:: Exercise requirements ::
Reproduce the listing below without any change.

---------- Supplied entries ----------

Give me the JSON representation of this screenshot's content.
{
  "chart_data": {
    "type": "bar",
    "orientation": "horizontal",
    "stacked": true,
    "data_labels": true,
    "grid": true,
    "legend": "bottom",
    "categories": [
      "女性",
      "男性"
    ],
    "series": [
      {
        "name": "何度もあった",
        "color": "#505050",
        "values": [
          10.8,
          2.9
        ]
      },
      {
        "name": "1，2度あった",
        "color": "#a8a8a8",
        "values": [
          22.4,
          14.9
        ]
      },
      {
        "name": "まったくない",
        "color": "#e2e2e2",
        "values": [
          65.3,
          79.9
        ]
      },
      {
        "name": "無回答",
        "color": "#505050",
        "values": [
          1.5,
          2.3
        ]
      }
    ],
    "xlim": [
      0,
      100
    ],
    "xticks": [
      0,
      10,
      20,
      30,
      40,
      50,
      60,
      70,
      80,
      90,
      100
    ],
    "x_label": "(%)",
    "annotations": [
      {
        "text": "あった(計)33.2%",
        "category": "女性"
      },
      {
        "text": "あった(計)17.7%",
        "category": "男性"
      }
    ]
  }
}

----------

:: Expected answer ::
Give me the JSON representation of this screenshot's content.
{
  "chart_data": {
    "type": "bar",
    "orientation": "horizontal",
    "stacked": true,
    "data_labels": true,
    "grid": true,
    "legend": "bottom",
    "categories": [
      "女性",
      "男性"
    ],
    "series": [
      {
        "name": "何度もあった",
        "color": "#505050",
        "values": [
          10.8,
          2.9
        ]
      },
      {
        "name": "1，2度あった",
        "color": "#a8a8a8",
        "values": [
          22.4,
          14.9
        ]
      },
      {
        "name": "まったくない",
        "color": "#e2e2e2",
        "values": [
          65.3,
          79.9
        ]
      },
      {
        "name": "無回答",
        "color": "#505050",
        "values": [
          1.5,
          2.3
        ]
      }
    ],
    "xlim": [
      0,
      100
    ],
    "xticks": [
      0,
      10,
      20,
      30,
      40,
      50,
      60,
      70,
      80,
      90,
      100
    ],
    "x_label": "(%)",
    "annotations": [
      {
        "text": "あった(計)33.2%",
        "category": "女性"
      },
      {
        "text": "あった(計)17.7%",
        "category": "男性"
      }
    ]
  }
}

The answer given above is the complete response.